---------- Data lines ----------

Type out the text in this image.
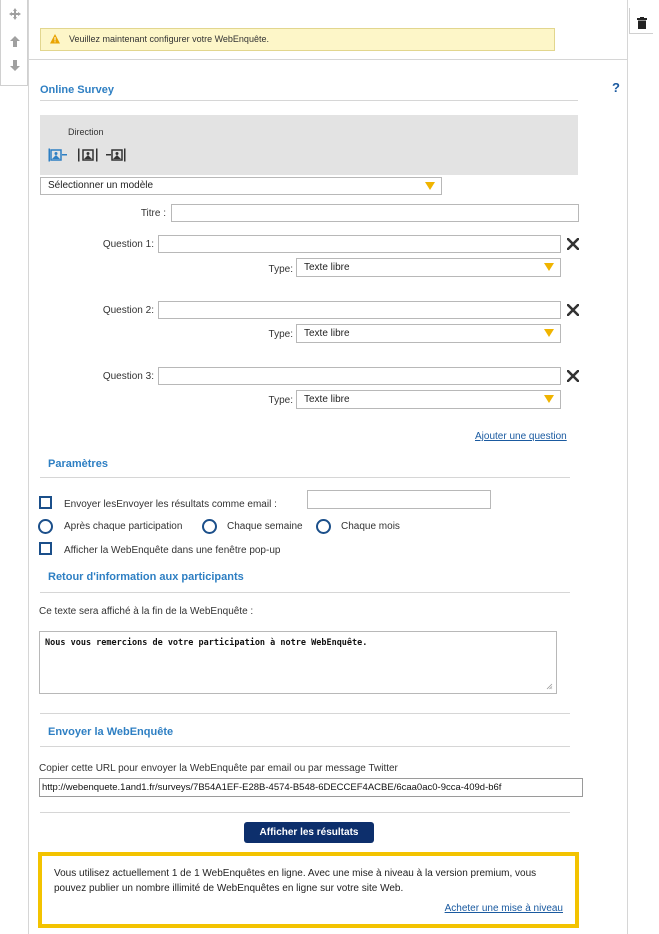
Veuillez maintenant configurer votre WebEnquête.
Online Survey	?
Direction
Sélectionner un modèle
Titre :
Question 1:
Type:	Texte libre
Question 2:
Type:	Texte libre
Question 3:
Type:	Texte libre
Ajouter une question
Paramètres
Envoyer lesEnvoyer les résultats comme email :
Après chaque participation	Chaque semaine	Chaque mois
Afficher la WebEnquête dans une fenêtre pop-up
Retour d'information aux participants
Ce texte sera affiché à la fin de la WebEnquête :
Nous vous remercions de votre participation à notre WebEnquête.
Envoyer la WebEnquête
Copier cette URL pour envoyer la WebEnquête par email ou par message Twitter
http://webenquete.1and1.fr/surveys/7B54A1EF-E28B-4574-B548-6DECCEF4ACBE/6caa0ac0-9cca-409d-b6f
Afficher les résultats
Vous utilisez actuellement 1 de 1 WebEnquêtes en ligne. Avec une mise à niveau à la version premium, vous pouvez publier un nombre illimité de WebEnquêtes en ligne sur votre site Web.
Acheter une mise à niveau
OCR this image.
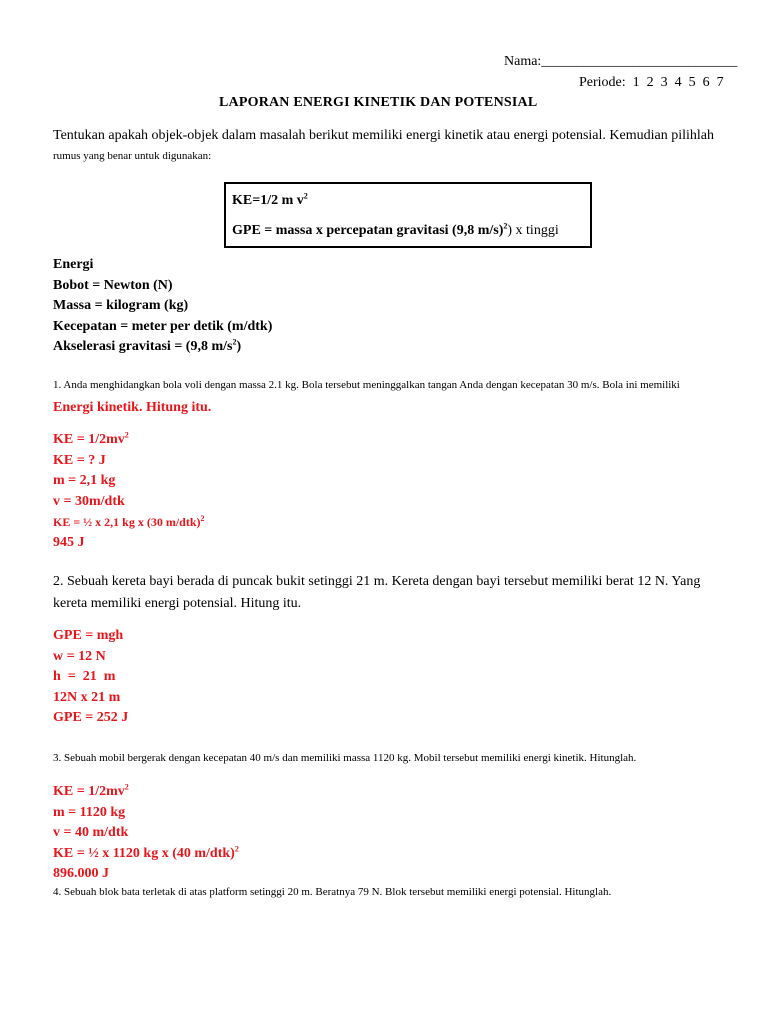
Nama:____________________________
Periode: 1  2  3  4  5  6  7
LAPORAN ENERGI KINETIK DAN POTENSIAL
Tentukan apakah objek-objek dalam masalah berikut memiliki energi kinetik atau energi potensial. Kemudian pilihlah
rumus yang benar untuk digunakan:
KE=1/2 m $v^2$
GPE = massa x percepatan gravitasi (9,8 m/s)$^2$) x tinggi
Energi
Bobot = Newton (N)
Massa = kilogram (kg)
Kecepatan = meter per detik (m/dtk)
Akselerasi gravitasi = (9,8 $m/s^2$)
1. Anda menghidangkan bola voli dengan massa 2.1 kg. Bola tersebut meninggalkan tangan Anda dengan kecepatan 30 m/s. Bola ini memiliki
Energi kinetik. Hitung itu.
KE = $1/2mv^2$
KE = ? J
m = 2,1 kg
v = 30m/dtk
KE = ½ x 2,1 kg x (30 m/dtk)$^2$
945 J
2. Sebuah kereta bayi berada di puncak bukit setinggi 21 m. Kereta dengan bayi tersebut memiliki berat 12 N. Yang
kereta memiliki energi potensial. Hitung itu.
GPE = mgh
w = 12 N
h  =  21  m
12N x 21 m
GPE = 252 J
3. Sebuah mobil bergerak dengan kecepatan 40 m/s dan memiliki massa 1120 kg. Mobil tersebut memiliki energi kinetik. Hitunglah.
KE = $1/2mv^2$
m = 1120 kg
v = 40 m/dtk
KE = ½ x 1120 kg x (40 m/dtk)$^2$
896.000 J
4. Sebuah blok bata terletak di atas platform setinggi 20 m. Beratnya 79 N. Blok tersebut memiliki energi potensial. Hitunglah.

----------

* The task *
Repeat exactly the lines from the one containing "OCR this image." through the last line of the records above, both included, and leave out the pictures.

* The output *
OCR this image.
Nama:____________________________
Periode: 1  2  3  4  5  6  7
LAPORAN ENERGI KINETIK DAN POTENSIAL
Tentukan apakah objek-objek dalam masalah berikut memiliki energi kinetik atau energi potensial. Kemudian pilihlah
rumus yang benar untuk digunakan:
KE=1/2 m $v^2$
GPE = massa x percepatan gravitasi (9,8 m/s)$^2$) x tinggi
Energi
Bobot = Newton (N)
Massa = kilogram (kg)
Kecepatan = meter per detik (m/dtk)
Akselerasi gravitasi = (9,8 $m/s^2$)
1. Anda menghidangkan bola voli dengan massa 2.1 kg. Bola tersebut meninggalkan tangan Anda dengan kecepatan 30 m/s. Bola ini memiliki
Energi kinetik. Hitung itu.
KE = $1/2mv^2$
KE = ? J
m = 2,1 kg
v = 30m/dtk
KE = ½ x 2,1 kg x (30 m/dtk)$^2$
945 J
2. Sebuah kereta bayi berada di puncak bukit setinggi 21 m. Kereta dengan bayi tersebut memiliki berat 12 N. Yang
kereta memiliki energi potensial. Hitung itu.
GPE = mgh
w = 12 N
h  =  21  m
12N x 21 m
GPE = 252 J
3. Sebuah mobil bergerak dengan kecepatan 40 m/s dan memiliki massa 1120 kg. Mobil tersebut memiliki energi kinetik. Hitunglah.
KE = $1/2mv^2$
m = 1120 kg
v = 40 m/dtk
KE = ½ x 1120 kg x (40 m/dtk)$^2$
896.000 J
4. Sebuah blok bata terletak di atas platform setinggi 20 m. Beratnya 79 N. Blok tersebut memiliki energi potensial. Hitunglah.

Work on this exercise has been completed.